++++ DATASET CONTENT
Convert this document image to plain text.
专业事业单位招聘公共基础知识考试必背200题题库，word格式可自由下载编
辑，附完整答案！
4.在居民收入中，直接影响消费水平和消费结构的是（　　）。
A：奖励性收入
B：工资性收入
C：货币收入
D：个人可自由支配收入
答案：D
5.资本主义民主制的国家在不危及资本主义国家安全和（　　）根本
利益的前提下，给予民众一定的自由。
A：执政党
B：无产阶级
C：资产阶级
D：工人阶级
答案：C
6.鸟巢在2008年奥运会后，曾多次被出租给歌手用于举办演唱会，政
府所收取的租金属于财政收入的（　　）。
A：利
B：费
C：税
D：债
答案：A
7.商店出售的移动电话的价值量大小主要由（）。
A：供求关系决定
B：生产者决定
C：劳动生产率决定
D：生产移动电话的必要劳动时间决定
++++++++
# WRITTEN REQUEST
Quote all of the entries verbatim.

# TASK OUTPUT
Convert this document image to plain text.
专业事业单位招聘公共基础知识考试必背200题题库，word格式可自由下载编
辑，附完整答案！
4.在居民收入中，直接影响消费水平和消费结构的是（　　）。
A：奖励性收入
B：工资性收入
C：货币收入
D：个人可自由支配收入
答案：D
5.资本主义民主制的国家在不危及资本主义国家安全和（　　）根本
利益的前提下，给予民众一定的自由。
A：执政党
B：无产阶级
C：资产阶级
D：工人阶级
答案：C
6.鸟巢在2008年奥运会后，曾多次被出租给歌手用于举办演唱会，政
府所收取的租金属于财政收入的（　　）。
A：利
B：费
C：税
D：债
答案：A
7.商店出售的移动电话的价值量大小主要由（）。
A：供求关系决定
B：生产者决定
C：劳动生产率决定
D：生产移动电话的必要劳动时间决定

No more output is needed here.